* start SOURCE DATA *
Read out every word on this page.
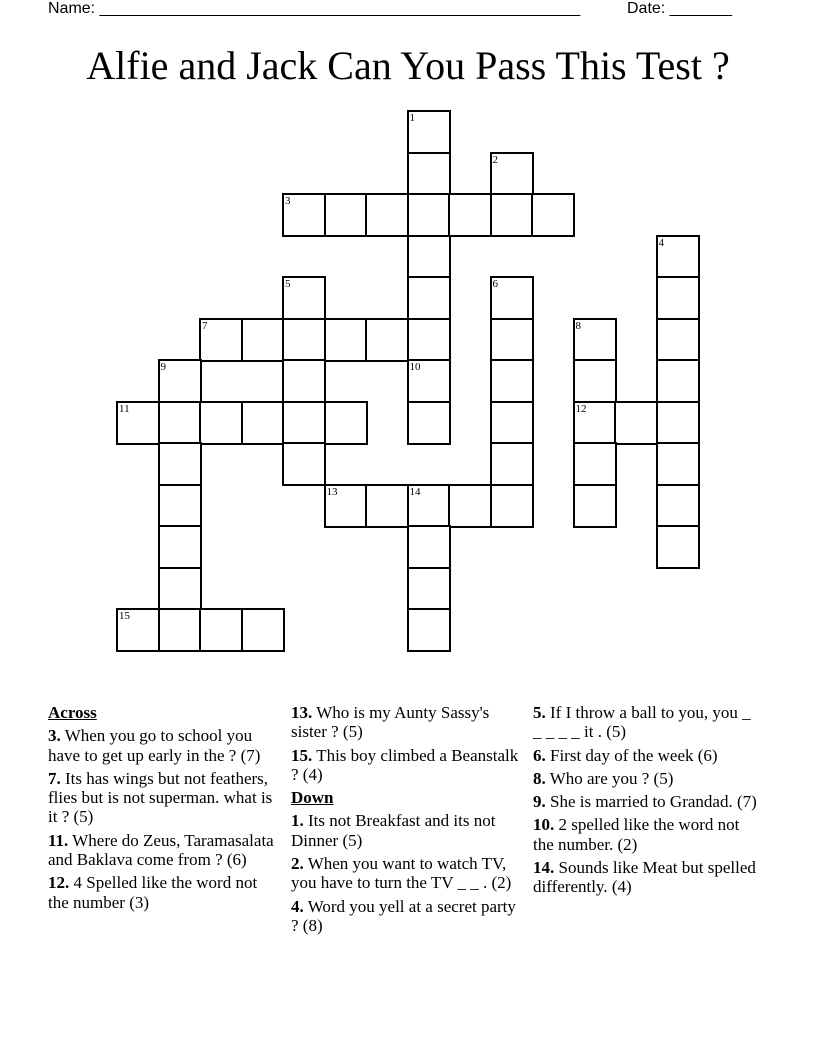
Name: ______________________________________________________	Date: _______
Alfie and Jack Can You Pass This Test ?
1
2
3
4
5	6
7	8
9	10
11	12
13	14
15
Across
3. When you go to school you have to get up early in the ? (7)
7. Its has wings but not feathers, flies but is not superman. what is it ? (5)
11. Where do Zeus, Taramasalata and Baklava come from ? (6)
12. 4 Spelled like the word not the number (3)
13. Who is my Aunty Sassy's sister ? (5)
15. This boy climbed a Beanstalk ? (4)
Down
1. Its not Breakfast and its not Dinner (5)
2. When you want to watch TV, you have to turn the TV _ _ . (2)
4. Word you yell at a secret party ? (8)
5. If I throw a ball to you, you _ _ _ _ _ it . (5)
6. First day of the week (6)
8. Who are you ? (5)
9. She is married to Grandad. (7)
10. 2 spelled like the word not the number. (2)
14. Sounds like Meat but spelled differently. (4)
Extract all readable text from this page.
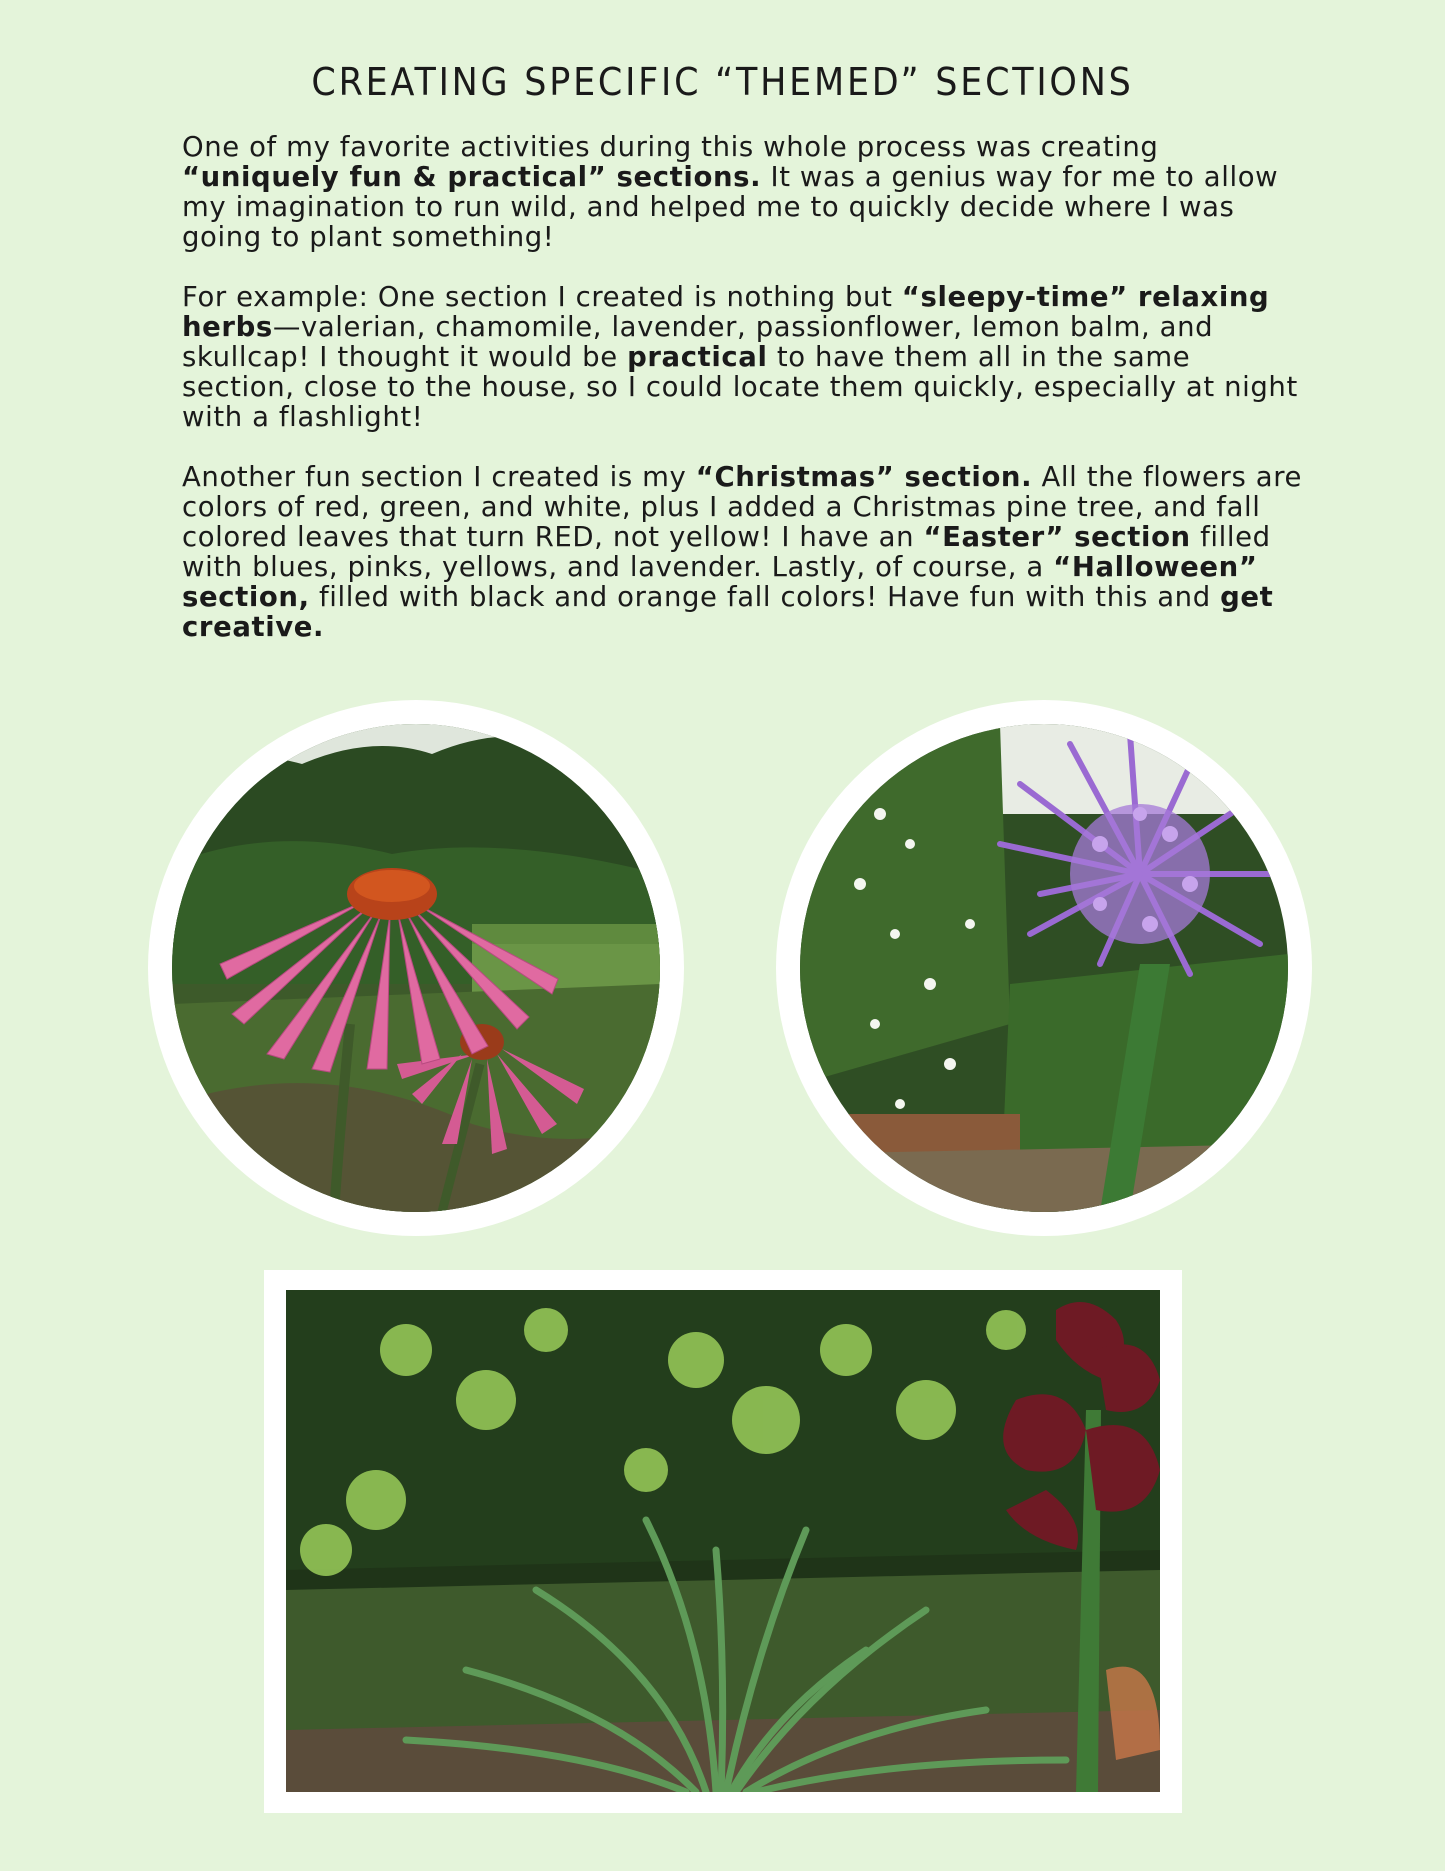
CREATING SPECIFIC “THEMED” SECTIONS

One of my favorite activities during this whole process was creating “uniquely fun & practical” sections. It was a genius way for me to allow my imagination to run wild, and helped me to quickly decide where I was going to plant something!

For example: One section I created is nothing but “sleepy-time” relaxing herbs—valerian, chamomile, lavender, passionflower, lemon balm, and skullcap! I thought it would be practical to have them all in the same section, close to the house, so I could locate them quickly, especially at night with a flashlight!

Another fun section I created is my “Christmas” section. All the flowers are colors of red, green, and white, plus I added a Christmas pine tree, and fall colored leaves that turn RED, not yellow! I have an “Easter” section filled with blues, pinks, yellows, and lavender. Lastly, of course, a “Halloween” section, filled with black and orange fall colors! Have fun with this and get creative.
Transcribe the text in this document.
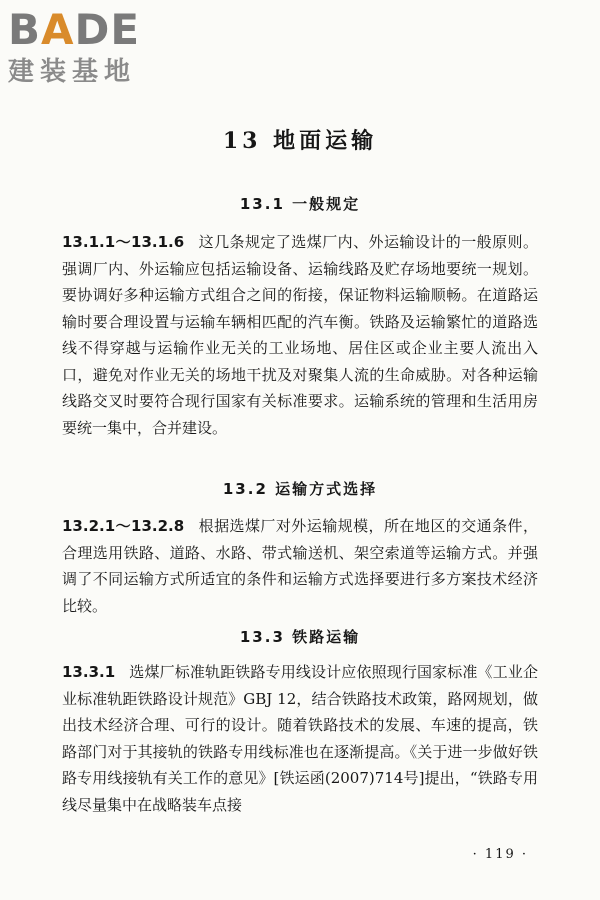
BADE
建装基地
13 地面运输
13.1 一般规定

13.1.1～13.1.6 这几条规定了选煤厂内、外运输设计的一般原则。强调厂内、外运输应包括运输设备、运输线路及贮存场地要统一规划。要协调好多种运输方式组合之间的衔接，保证物料运输顺畅。在道路运输时要合理设置与运输车辆相匹配的汽车衡。铁路及运输繁忙的道路选线不得穿越与运输作业无关的工业场地、居住区或企业主要人流出入口，避免对作业无关的场地干扰及对聚集人流的生命威胁。对各种运输线路交叉时要符合现行国家有关标准要求。运输系统的管理和生活用房要统一集中，合并建设。

13.2 运输方式选择

13.2.1～13.2.8 根据选煤厂对外运输规模，所在地区的交通条件，合理选用铁路、道路、水路、带式输送机、架空索道等运输方式。并强调了不同运输方式所适宜的条件和运输方式选择要进行多方案技术经济比较。

13.3 铁路运输

13.3.1 选煤厂标准轨距铁路专用线设计应依照现行国家标准《工业企业标准轨距铁路设计规范》GBJ 12，结合铁路技术政策，路网规划，做出技术经济合理、可行的设计。随着铁路技术的发展、车速的提高，铁路部门对于其接轨的铁路专用线标准也在逐渐提高。《关于进一步做好铁路专用线接轨有关工作的意见》[铁运函(2007)714号]提出，“铁路专用线尽量集中在战略装车点接

· 119 ·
* end SOURCE DATA *
Print exactly the span of lines that begins with the line containing "Transcribe the text in this document." and ends with the last line of the listing, with no pictures.

THE OUTPUT:
Transcribe the text in this document.
BADE
建装基地
13 地面运输
13.1 一般规定

13.1.1～13.1.6 这几条规定了选煤厂内、外运输设计的一般原则。强调厂内、外运输应包括运输设备、运输线路及贮存场地要统一规划。要协调好多种运输方式组合之间的衔接，保证物料运输顺畅。在道路运输时要合理设置与运输车辆相匹配的汽车衡。铁路及运输繁忙的道路选线不得穿越与运输作业无关的工业场地、居住区或企业主要人流出入口，避免对作业无关的场地干扰及对聚集人流的生命威胁。对各种运输线路交叉时要符合现行国家有关标准要求。运输系统的管理和生活用房要统一集中，合并建设。

13.2 运输方式选择

13.2.1～13.2.8 根据选煤厂对外运输规模，所在地区的交通条件，合理选用铁路、道路、水路、带式输送机、架空索道等运输方式。并强调了不同运输方式所适宜的条件和运输方式选择要进行多方案技术经济比较。

13.3 铁路运输

13.3.1 选煤厂标准轨距铁路专用线设计应依照现行国家标准《工业企业标准轨距铁路设计规范》GBJ 12，结合铁路技术政策，路网规划，做出技术经济合理、可行的设计。随着铁路技术的发展、车速的提高，铁路部门对于其接轨的铁路专用线标准也在逐渐提高。《关于进一步做好铁路专用线接轨有关工作的意见》[铁运函(2007)714号]提出，“铁路专用线尽量集中在战略装车点接

· 119 ·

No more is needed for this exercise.